▶ [Task directions]: Could you copy every line from the material below in which "piControl" appears?

** Start Records supplied **

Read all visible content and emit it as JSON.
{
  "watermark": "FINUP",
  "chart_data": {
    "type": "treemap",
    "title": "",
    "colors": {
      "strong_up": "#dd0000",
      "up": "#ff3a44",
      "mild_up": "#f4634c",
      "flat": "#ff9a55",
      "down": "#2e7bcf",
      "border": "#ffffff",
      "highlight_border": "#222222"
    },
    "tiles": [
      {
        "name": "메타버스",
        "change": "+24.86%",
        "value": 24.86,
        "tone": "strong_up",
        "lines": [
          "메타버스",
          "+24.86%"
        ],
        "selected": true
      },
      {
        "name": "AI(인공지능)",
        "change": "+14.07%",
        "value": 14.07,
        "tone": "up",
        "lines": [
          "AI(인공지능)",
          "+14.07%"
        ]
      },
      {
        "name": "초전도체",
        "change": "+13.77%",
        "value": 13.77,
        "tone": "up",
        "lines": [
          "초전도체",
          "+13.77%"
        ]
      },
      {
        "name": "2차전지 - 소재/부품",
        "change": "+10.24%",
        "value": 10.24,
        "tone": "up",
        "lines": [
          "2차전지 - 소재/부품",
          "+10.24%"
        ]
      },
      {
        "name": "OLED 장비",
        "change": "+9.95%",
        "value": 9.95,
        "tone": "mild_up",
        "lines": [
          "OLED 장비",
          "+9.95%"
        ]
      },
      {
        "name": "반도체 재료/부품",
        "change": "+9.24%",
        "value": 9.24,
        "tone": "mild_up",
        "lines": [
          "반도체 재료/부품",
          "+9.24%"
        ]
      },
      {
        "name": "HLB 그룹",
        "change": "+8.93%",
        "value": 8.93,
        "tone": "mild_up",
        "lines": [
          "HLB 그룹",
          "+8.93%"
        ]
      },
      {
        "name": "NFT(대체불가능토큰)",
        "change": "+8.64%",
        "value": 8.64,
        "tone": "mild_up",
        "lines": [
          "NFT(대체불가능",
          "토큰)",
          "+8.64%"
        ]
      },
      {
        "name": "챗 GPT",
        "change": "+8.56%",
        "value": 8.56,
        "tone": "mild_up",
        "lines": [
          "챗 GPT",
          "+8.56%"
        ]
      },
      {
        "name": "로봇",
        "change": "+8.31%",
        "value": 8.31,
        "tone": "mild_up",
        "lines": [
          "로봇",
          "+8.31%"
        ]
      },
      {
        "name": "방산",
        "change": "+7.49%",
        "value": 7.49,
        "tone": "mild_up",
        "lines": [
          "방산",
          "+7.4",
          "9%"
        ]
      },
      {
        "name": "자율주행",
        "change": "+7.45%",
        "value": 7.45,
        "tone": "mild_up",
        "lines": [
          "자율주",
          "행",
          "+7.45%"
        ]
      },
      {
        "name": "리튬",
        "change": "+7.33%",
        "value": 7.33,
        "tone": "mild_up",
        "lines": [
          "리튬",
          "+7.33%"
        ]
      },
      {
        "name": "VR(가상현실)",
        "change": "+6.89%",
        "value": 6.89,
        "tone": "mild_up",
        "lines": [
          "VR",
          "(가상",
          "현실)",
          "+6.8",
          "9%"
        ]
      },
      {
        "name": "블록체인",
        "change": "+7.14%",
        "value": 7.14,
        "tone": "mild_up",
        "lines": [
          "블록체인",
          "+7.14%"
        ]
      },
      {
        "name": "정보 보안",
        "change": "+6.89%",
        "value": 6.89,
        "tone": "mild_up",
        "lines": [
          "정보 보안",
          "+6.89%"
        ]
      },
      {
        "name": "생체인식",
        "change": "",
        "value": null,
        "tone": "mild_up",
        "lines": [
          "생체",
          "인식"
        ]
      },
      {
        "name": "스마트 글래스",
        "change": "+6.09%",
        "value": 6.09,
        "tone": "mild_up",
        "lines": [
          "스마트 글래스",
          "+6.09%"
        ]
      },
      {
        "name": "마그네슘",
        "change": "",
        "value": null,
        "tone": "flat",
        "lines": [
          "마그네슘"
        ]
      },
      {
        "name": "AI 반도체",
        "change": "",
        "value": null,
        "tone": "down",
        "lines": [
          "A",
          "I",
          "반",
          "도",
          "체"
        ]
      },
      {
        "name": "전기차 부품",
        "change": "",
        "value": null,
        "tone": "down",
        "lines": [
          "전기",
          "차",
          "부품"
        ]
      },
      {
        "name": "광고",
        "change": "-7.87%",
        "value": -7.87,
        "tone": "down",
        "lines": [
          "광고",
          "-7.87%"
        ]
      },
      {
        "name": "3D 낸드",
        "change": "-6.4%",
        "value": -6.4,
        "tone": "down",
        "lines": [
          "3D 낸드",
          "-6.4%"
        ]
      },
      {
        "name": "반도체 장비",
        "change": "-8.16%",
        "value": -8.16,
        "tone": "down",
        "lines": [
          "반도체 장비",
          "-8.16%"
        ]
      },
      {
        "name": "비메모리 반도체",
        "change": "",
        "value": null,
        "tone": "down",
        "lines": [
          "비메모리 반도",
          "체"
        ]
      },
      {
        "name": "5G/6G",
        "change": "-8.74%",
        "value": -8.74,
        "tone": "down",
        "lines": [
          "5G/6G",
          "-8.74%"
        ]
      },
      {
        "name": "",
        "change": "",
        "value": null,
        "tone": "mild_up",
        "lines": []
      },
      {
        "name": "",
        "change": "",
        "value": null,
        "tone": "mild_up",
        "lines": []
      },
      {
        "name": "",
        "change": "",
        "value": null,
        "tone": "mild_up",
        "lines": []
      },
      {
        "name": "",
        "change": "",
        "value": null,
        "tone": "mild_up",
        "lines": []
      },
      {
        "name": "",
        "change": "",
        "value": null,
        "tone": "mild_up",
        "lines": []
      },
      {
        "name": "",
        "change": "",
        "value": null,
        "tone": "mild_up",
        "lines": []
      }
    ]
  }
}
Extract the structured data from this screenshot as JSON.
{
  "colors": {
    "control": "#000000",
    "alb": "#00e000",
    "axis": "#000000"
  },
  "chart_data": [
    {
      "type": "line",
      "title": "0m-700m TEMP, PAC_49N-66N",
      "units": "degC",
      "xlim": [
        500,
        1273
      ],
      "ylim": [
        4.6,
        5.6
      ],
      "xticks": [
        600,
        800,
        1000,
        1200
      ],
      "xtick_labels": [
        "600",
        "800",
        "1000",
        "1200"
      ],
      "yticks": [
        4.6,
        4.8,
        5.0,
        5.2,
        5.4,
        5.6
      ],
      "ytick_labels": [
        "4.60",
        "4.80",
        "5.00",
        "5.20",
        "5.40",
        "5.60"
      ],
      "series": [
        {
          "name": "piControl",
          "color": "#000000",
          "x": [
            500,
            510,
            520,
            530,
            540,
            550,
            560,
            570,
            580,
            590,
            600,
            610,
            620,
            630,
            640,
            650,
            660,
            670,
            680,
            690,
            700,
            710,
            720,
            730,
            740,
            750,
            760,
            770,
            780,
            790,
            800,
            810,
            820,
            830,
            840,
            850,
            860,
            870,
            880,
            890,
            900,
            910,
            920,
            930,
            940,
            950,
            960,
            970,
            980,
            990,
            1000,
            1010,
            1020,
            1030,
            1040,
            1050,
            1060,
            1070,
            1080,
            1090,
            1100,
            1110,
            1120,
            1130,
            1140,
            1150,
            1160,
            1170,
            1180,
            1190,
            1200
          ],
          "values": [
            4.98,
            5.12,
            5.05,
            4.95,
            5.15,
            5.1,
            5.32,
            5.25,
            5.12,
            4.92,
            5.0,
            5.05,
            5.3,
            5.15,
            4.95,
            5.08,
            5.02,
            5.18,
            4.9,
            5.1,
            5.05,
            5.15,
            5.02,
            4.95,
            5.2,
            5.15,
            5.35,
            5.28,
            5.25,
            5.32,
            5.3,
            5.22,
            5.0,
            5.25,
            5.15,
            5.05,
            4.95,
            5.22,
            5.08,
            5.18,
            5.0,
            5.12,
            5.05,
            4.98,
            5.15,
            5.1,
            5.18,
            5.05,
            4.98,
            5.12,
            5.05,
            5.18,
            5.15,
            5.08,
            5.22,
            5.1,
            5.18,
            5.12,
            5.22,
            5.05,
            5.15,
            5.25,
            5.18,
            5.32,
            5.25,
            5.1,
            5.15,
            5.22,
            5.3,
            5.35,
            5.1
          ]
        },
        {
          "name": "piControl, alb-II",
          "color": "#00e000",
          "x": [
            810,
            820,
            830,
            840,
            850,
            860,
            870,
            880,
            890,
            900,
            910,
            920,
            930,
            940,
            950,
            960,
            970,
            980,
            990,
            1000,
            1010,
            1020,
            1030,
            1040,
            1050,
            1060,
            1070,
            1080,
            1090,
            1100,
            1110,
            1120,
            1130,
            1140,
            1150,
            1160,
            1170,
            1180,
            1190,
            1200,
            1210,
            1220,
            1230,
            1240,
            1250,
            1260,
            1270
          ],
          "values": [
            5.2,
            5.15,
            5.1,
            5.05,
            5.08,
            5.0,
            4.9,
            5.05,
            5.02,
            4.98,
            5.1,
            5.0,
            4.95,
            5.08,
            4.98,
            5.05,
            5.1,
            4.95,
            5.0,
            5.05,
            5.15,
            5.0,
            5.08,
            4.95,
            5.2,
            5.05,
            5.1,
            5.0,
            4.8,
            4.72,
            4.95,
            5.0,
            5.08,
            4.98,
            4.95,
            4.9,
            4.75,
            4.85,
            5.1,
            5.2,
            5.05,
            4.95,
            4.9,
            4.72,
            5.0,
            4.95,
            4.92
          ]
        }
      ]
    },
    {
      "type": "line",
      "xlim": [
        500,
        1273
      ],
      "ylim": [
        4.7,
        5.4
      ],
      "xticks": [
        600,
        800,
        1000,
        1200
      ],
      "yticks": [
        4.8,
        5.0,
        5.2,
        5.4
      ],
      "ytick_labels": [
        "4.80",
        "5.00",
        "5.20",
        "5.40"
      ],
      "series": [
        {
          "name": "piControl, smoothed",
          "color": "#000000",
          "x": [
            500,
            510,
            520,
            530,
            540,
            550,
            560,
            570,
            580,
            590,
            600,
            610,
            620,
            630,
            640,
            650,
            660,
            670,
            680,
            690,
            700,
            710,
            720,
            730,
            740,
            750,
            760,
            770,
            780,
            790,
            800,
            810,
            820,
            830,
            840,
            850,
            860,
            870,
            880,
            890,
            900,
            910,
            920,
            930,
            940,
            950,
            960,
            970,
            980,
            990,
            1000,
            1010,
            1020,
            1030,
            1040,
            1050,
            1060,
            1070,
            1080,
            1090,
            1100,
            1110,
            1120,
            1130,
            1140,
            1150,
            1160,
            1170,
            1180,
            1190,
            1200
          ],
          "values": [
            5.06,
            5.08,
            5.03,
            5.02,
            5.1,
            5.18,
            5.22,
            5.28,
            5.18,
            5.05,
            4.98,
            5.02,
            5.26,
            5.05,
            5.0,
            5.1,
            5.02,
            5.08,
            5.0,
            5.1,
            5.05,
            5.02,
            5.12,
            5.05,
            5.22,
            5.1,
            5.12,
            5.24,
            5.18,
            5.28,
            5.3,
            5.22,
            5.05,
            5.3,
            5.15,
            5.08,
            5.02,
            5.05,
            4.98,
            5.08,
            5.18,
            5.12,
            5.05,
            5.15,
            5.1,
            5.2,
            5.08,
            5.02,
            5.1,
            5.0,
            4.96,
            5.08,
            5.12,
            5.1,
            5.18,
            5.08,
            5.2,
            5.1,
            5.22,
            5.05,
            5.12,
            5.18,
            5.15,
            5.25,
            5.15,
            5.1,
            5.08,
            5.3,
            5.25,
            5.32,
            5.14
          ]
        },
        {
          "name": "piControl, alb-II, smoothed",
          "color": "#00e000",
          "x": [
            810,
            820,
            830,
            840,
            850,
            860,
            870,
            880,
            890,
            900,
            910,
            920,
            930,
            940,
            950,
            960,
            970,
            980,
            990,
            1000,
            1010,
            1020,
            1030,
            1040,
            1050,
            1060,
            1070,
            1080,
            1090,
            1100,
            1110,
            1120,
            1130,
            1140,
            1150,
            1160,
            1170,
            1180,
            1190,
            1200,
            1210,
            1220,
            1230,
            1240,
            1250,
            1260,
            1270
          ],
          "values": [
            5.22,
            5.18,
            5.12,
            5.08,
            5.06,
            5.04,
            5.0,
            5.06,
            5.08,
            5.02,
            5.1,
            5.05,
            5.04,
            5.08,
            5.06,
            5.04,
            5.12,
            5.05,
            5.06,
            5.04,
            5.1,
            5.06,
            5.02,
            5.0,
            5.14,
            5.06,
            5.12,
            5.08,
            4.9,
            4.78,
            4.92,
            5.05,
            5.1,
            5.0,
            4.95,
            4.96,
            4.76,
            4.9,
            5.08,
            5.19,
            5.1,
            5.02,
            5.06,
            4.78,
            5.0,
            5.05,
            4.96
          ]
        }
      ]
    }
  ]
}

** End Records supplied **

▶ [Correct result]:
          "name": "piControl",
          "name": "piControl, alb-II",
          "name": "piControl, smoothed",
          "name": "piControl, alb-II, smoothed",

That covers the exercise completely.